== Requirements ==
Type out the data exactly as given. Skip any image.

===============

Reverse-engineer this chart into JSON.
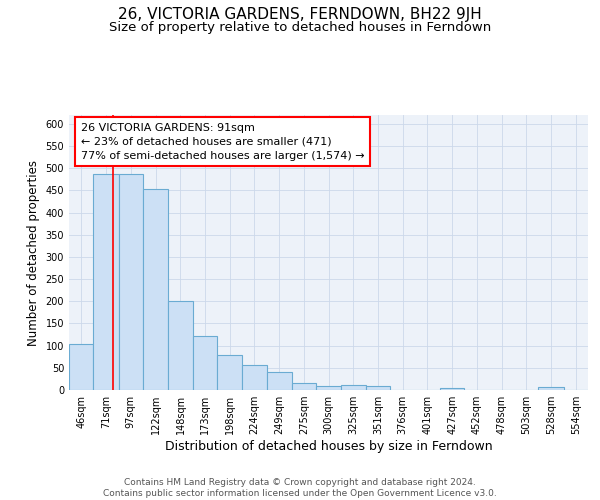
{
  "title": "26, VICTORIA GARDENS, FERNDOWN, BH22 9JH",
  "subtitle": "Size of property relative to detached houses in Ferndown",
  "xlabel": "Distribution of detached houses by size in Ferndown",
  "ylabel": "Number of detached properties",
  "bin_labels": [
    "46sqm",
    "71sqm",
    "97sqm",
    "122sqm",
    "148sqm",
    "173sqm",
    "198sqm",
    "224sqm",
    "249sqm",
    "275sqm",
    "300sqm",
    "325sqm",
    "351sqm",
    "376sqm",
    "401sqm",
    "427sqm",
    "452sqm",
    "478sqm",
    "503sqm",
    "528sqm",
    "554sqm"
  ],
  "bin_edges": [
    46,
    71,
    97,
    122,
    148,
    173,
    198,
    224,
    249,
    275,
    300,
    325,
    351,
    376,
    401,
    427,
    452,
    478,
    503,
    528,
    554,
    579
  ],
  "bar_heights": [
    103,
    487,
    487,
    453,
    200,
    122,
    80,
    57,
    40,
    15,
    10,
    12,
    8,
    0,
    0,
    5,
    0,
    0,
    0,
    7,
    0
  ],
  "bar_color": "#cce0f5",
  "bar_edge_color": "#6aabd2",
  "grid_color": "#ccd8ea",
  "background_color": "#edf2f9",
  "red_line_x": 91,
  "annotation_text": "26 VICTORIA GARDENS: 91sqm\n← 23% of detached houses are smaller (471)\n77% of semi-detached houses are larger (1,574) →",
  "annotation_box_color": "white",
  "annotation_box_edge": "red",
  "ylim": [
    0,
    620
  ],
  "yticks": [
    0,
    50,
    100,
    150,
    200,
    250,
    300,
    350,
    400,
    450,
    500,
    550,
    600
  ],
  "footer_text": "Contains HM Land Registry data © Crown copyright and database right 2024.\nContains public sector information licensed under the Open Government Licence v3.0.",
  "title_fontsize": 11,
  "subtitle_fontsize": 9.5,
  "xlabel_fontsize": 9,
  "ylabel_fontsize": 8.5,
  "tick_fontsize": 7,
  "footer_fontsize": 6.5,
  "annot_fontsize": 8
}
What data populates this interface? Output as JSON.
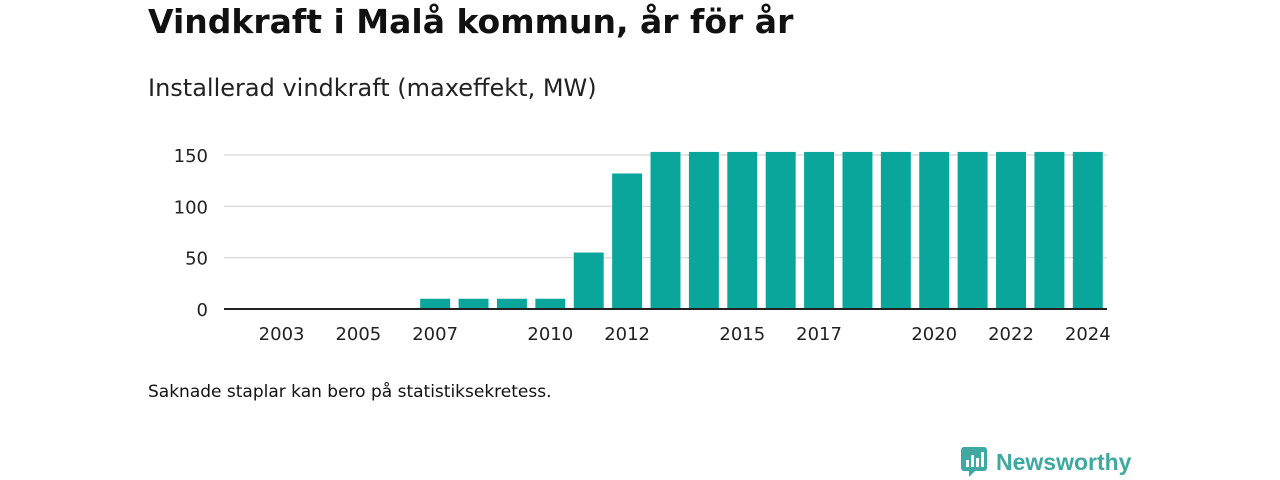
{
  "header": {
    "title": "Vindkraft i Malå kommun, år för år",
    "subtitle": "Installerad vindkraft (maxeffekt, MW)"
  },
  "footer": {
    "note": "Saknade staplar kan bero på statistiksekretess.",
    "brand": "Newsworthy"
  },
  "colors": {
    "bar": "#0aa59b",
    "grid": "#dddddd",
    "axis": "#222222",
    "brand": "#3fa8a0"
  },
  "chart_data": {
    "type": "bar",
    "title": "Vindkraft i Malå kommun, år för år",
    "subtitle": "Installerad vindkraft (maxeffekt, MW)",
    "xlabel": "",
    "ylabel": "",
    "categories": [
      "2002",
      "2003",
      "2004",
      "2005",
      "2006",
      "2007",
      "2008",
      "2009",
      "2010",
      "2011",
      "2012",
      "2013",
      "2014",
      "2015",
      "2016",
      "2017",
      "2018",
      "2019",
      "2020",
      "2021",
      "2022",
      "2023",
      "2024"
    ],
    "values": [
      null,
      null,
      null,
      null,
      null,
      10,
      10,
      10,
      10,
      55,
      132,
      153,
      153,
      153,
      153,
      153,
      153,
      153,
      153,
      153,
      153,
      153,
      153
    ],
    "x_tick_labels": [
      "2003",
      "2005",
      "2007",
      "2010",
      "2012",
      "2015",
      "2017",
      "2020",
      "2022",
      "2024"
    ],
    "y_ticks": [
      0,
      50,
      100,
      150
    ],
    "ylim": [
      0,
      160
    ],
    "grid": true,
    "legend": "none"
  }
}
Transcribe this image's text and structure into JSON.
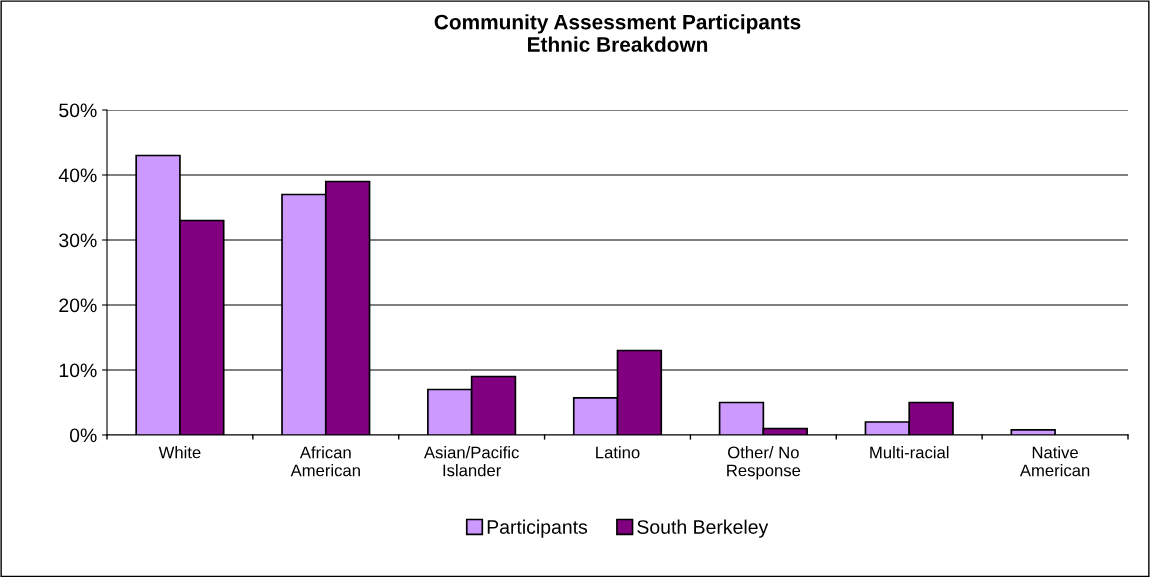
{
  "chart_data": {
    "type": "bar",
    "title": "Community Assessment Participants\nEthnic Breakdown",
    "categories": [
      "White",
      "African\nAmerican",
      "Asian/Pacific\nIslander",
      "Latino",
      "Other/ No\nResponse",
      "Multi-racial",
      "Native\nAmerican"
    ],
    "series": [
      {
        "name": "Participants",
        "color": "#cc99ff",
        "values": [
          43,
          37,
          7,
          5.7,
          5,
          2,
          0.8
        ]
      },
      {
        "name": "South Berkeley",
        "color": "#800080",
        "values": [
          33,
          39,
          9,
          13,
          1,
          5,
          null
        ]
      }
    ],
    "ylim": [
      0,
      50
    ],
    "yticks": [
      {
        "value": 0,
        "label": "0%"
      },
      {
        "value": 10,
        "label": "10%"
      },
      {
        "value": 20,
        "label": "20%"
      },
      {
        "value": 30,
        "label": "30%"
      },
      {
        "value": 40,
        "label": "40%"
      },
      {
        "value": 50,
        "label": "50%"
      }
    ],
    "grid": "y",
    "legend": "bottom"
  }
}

===============

== Reply to the exercise ==
Reverse-engineer this chart into JSON.
{
  "title": "26, VICTORIA GARDENS, FERNDOWN, BH22 9JH",
  "subtitle": "Size of property relative to detached houses in Ferndown",
  "xlabel": "Distribution of detached houses by size in Ferndown",
  "ylabel": "Number of detached properties",
  "bin_labels": [
    "46sqm",
    "71sqm",
    "97sqm",
    "122sqm",
    "148sqm",
    "173sqm",
    "198sqm",
    "224sqm",
    "249sqm",
    "275sqm",
    "300sqm",
    "325sqm",
    "351sqm",
    "376sqm",
    "401sqm",
    "427sqm",
    "452sqm",
    "478sqm",
    "503sqm",
    "528sqm",
    "554sqm"
  ],
  "bin_edges": [
    46,
    71,
    97,
    122,
    148,
    173,
    198,
    224,
    249,
    275,
    300,
    325,
    351,
    376,
    401,
    427,
    452,
    478,
    503,
    528,
    554,
    579
  ],
  "bar_heights": [
    103,
    487,
    487,
    453,
    200,
    122,
    80,
    57,
    40,
    15,
    10,
    12,
    8,
    0,
    0,
    5,
    0,
    0,
    0,
    7,
    0
  ],
  "bar_color": "#cce0f5",
  "bar_edge_color": "#6aabd2",
  "grid_color": "#ccd8ea",
  "background_color": "#edf2f9",
  "red_line_x": 91,
  "annotation_text": "26 VICTORIA GARDENS: 91sqm\n← 23% of detached houses are smaller (471)\n77% of semi-detached houses are larger (1,574) →",
  "annotation_box_color": "white",
  "annotation_box_edge": "red",
  "ylim": [
    0,
    620
  ],
  "yticks": [
    0,
    50,
    100,
    150,
    200,
    250,
    300,
    350,
    400,
    450,
    500,
    550,
    600
  ],
  "footer_text": "Contains HM Land Registry data © Crown copyright and database right 2024.\nContains public sector information licensed under the Open Government Licence v3.0.",
  "title_fontsize": 11,
  "subtitle_fontsize": 9.5,
  "xlabel_fontsize": 9,
  "ylabel_fontsize": 8.5,
  "tick_fontsize": 7,
  "footer_fontsize": 6.5,
  "annot_fontsize": 8
}
What data populates this interface? Output as JSON.
{
  "header": {
    "title": "Vindkraft i Malå kommun, år för år",
    "subtitle": "Installerad vindkraft (maxeffekt, MW)"
  },
  "footer": {
    "note": "Saknade staplar kan bero på statistiksekretess.",
    "brand": "Newsworthy"
  },
  "colors": {
    "bar": "#0aa59b",
    "grid": "#dddddd",
    "axis": "#222222",
    "brand": "#3fa8a0"
  },
  "chart_data": {
    "type": "bar",
    "title": "Vindkraft i Malå kommun, år för år",
    "subtitle": "Installerad vindkraft (maxeffekt, MW)",
    "xlabel": "",
    "ylabel": "",
    "categories": [
      "2002",
      "2003",
      "2004",
      "2005",
      "2006",
      "2007",
      "2008",
      "2009",
      "2010",
      "2011",
      "2012",
      "2013",
      "2014",
      "2015",
      "2016",
      "2017",
      "2018",
      "2019",
      "2020",
      "2021",
      "2022",
      "2023",
      "2024"
    ],
    "values": [
      null,
      null,
      null,
      null,
      null,
      10,
      10,
      10,
      10,
      55,
      132,
      153,
      153,
      153,
      153,
      153,
      153,
      153,
      153,
      153,
      153,
      153,
      153
    ],
    "x_tick_labels": [
      "2003",
      "2005",
      "2007",
      "2010",
      "2012",
      "2015",
      "2017",
      "2020",
      "2022",
      "2024"
    ],
    "y_ticks": [
      0,
      50,
      100,
      150
    ],
    "ylim": [
      0,
      160
    ],
    "grid": true,
    "legend": "none"
  }
}
Transcribe this image's text and structure into JSON.
{
  "chart_data": {
    "type": "bar",
    "title": "Community Assessment Participants\nEthnic Breakdown",
    "categories": [
      "White",
      "African\nAmerican",
      "Asian/Pacific\nIslander",
      "Latino",
      "Other/ No\nResponse",
      "Multi-racial",
      "Native\nAmerican"
    ],
    "series": [
      {
        "name": "Participants",
        "color": "#cc99ff",
        "values": [
          43,
          37,
          7,
          5.7,
          5,
          2,
          0.8
        ]
      },
      {
        "name": "South Berkeley",
        "color": "#800080",
        "values": [
          33,
          39,
          9,
          13,
          1,
          5,
          null
        ]
      }
    ],
    "ylim": [
      0,
      50
    ],
    "yticks": [
      {
        "value": 0,
        "label": "0%"
      },
      {
        "value": 10,
        "label": "10%"
      },
      {
        "value": 20,
        "label": "20%"
      },
      {
        "value": 30,
        "label": "30%"
      },
      {
        "value": 40,
        "label": "40%"
      },
      {
        "value": 50,
        "label": "50%"
      }
    ],
    "grid": "y",
    "legend": "bottom"
  }
}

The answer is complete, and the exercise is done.